_Instructions to follow_
Within the listing below, locate all lines containing the word "Amorim". Copy each one.

---------- Dataset excerpts

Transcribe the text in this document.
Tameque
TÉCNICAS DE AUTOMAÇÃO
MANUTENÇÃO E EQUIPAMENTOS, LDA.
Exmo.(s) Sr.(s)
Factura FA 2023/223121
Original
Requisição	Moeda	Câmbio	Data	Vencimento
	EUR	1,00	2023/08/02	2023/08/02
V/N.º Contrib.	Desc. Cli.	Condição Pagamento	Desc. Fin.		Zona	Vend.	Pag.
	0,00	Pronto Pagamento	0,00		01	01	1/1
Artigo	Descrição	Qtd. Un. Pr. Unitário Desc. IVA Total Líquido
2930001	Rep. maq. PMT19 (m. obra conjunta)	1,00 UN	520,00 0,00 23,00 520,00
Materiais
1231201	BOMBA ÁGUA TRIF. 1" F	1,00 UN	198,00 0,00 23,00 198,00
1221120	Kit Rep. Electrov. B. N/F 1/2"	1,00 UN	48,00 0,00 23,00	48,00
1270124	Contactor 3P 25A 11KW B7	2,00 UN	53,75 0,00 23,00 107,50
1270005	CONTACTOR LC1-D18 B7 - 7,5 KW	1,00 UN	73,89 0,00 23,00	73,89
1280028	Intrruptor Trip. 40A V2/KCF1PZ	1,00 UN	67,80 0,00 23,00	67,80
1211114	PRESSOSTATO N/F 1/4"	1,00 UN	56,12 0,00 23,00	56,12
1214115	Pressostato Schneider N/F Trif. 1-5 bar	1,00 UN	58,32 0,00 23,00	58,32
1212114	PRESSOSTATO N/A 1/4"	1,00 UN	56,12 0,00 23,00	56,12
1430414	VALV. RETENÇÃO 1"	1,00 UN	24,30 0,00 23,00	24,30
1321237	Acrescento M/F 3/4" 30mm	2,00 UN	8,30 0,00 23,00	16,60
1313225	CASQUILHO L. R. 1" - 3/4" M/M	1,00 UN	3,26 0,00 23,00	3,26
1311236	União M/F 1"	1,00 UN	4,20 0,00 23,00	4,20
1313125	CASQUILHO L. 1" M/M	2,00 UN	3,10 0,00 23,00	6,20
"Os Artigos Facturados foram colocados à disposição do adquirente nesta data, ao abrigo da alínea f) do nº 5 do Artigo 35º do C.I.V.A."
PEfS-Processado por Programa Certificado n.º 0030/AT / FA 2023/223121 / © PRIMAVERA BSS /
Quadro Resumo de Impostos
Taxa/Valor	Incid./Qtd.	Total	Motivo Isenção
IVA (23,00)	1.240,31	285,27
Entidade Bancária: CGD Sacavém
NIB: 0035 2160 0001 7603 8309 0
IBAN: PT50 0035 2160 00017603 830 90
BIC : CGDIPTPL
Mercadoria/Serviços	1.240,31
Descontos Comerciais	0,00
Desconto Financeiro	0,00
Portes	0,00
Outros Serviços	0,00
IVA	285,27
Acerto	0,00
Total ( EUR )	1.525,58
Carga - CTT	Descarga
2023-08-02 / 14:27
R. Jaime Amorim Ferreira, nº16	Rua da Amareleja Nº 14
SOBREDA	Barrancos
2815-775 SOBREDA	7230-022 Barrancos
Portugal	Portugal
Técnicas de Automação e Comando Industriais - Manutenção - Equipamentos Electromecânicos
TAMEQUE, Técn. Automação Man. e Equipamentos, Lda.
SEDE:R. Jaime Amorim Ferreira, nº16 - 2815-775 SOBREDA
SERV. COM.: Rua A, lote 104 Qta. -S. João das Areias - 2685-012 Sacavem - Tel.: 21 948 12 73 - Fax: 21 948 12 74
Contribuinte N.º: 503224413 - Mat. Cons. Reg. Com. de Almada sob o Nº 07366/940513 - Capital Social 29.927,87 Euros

--------------------

_Task answer_
R. Jaime Amorim Ferreira, nº16	Rua da Amareleja Nº 14
SEDE:R. Jaime Amorim Ferreira, nº16 - 2815-775 SOBREDA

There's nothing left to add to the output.